**Data tied to figure images**.
Begin
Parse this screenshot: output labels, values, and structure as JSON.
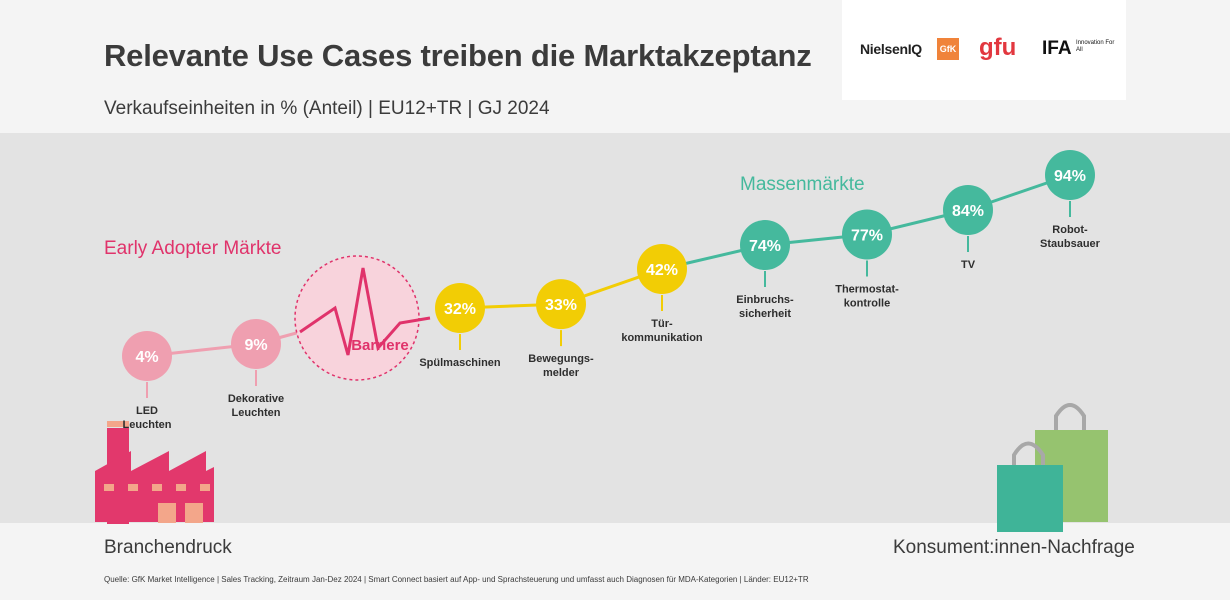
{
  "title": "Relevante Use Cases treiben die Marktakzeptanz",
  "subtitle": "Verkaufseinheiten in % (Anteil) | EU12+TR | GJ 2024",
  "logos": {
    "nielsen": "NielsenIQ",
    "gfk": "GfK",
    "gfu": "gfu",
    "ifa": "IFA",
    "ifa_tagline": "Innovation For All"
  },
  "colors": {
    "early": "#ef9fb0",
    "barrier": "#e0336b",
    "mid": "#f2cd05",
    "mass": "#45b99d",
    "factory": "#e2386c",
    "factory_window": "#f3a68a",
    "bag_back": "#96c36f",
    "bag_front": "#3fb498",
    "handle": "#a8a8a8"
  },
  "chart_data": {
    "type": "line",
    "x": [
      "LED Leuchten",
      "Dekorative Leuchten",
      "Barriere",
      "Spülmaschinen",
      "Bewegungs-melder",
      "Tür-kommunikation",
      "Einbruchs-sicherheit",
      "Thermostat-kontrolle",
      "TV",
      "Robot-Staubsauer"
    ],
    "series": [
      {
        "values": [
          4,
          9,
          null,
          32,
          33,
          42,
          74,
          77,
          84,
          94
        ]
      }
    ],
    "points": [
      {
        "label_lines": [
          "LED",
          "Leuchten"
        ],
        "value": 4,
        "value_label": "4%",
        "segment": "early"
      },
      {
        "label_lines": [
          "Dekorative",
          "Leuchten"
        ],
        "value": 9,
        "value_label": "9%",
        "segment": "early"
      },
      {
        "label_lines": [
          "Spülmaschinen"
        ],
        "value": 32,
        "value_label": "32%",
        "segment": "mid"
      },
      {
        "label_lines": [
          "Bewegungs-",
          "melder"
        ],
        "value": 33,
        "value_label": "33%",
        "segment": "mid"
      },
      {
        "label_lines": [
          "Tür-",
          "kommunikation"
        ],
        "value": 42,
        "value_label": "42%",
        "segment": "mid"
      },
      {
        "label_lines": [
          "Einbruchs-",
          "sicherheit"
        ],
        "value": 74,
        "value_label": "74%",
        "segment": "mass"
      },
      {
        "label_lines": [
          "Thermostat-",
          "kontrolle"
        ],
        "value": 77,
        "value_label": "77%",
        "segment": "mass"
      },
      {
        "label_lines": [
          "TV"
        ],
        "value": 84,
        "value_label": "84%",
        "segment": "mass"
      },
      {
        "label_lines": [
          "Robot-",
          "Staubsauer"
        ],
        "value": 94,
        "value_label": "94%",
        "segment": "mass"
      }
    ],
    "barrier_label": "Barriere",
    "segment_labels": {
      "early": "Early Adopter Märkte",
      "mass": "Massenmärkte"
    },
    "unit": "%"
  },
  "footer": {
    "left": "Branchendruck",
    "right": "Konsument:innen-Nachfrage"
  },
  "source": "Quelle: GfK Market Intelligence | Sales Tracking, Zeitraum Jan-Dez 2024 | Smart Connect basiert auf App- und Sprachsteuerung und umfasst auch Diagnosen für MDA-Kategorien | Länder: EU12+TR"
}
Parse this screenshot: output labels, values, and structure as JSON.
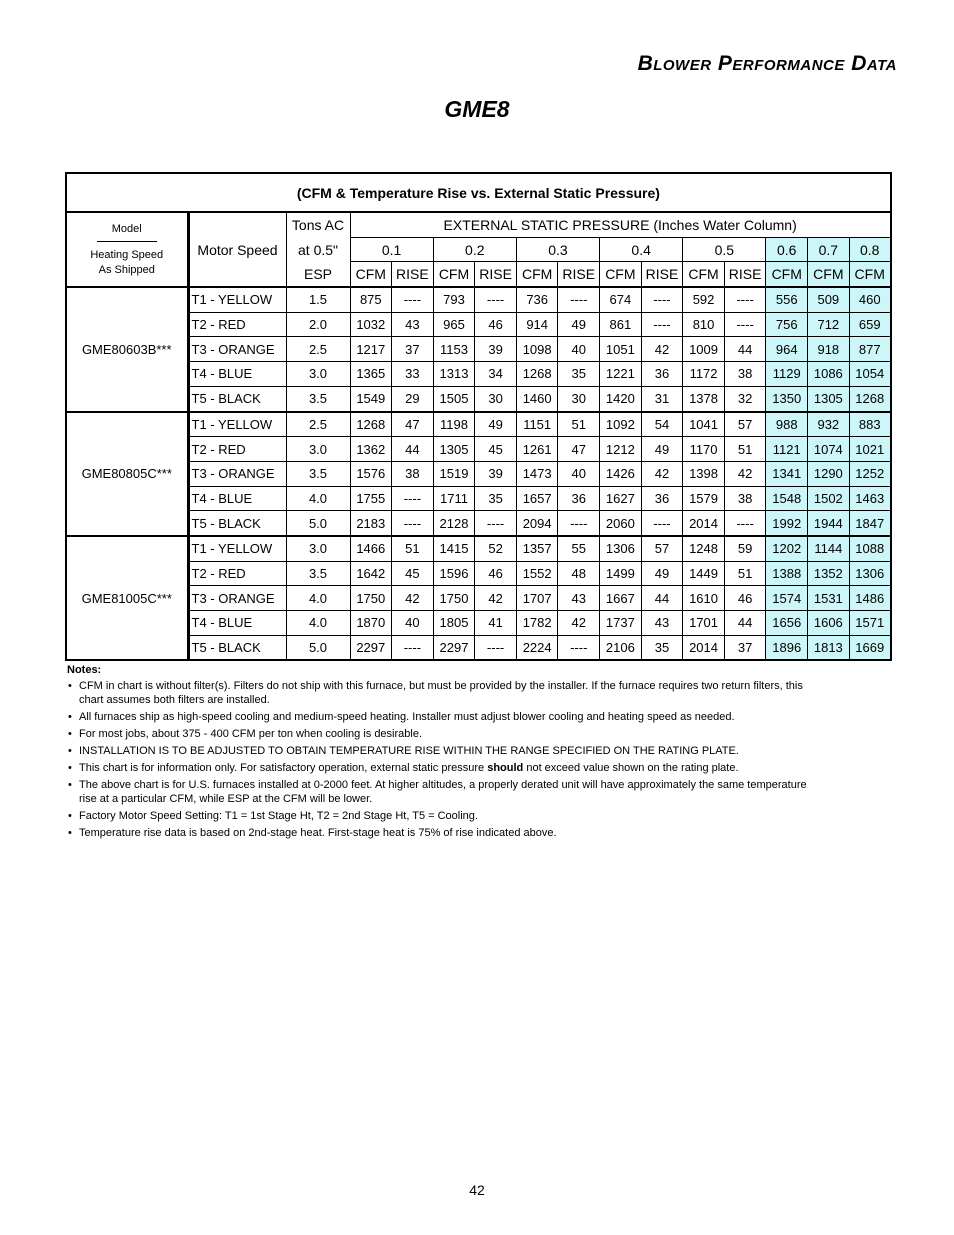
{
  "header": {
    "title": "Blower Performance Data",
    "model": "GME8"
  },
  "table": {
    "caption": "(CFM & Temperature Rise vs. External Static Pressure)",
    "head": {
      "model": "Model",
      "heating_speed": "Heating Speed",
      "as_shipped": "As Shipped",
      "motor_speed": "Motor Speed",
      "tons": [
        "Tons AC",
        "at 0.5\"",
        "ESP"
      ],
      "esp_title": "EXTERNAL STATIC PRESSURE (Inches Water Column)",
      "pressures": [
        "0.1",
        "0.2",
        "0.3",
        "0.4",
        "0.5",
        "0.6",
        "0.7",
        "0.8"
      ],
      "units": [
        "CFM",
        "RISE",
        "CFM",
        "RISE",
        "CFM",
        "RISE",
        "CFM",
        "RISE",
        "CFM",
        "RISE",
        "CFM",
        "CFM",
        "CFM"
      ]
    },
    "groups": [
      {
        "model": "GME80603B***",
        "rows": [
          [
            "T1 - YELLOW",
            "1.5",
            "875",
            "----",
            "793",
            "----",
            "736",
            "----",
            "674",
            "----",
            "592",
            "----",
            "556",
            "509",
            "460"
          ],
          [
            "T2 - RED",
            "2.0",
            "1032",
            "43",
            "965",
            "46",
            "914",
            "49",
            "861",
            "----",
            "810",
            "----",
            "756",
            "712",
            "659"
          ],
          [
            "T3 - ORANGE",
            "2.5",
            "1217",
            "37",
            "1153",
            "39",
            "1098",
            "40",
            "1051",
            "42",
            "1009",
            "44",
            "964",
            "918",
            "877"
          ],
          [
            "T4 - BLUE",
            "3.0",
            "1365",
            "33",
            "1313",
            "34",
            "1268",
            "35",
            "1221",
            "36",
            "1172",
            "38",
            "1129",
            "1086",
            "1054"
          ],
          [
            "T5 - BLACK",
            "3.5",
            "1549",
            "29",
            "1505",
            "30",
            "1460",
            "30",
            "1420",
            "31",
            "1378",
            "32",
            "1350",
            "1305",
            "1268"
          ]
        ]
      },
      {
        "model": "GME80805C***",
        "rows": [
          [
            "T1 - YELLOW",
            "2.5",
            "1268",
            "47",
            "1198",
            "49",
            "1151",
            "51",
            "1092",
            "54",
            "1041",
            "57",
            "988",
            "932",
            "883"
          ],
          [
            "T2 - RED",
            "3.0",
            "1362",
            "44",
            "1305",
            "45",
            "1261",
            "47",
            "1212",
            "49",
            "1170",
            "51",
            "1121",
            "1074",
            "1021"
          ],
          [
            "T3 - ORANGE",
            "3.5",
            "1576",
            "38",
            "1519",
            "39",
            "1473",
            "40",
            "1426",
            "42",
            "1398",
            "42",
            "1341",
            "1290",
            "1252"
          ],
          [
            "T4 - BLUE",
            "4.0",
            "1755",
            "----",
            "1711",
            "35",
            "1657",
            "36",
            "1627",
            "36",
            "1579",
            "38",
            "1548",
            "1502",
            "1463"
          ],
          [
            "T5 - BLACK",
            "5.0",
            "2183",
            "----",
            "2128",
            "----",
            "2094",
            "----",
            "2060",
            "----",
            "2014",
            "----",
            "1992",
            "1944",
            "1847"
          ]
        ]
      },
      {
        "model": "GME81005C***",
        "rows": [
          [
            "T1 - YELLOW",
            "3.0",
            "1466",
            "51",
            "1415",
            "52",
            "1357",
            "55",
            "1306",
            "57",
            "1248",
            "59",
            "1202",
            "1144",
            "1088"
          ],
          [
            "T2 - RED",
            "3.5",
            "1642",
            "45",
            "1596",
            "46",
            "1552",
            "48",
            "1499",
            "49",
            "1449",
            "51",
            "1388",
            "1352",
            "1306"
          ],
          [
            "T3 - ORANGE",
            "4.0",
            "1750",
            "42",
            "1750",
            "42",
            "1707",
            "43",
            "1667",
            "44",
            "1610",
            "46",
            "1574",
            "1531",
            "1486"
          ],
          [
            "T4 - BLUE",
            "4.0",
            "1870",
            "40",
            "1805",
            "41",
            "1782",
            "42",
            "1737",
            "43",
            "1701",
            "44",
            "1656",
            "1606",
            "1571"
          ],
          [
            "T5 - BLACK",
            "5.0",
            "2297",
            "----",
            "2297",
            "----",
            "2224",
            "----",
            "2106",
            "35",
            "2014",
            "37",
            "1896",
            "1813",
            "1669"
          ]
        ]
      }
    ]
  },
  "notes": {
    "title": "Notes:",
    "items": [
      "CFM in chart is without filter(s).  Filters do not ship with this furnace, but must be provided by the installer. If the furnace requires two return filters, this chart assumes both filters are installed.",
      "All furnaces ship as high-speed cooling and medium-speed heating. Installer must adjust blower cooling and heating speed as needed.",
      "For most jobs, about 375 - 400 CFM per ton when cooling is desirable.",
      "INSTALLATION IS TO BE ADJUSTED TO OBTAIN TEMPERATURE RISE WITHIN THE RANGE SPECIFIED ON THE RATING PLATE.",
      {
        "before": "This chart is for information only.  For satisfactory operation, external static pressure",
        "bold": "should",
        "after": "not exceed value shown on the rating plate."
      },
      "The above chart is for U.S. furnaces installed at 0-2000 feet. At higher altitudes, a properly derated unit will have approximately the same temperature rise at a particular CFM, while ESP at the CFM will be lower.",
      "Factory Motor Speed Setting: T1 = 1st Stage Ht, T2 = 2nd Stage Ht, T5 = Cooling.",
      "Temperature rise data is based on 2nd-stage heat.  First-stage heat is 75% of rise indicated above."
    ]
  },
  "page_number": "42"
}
End
**Exercise task**. Pick out the lines above that hold the string "Motor" and show them.

**Solved exercise**.
      "motor_speed": "Motor Speed",
      "Factory Motor Speed Setting: T1 = 1st Stage Ht, T2 = 2nd Stage Ht, T5 = Cooling.",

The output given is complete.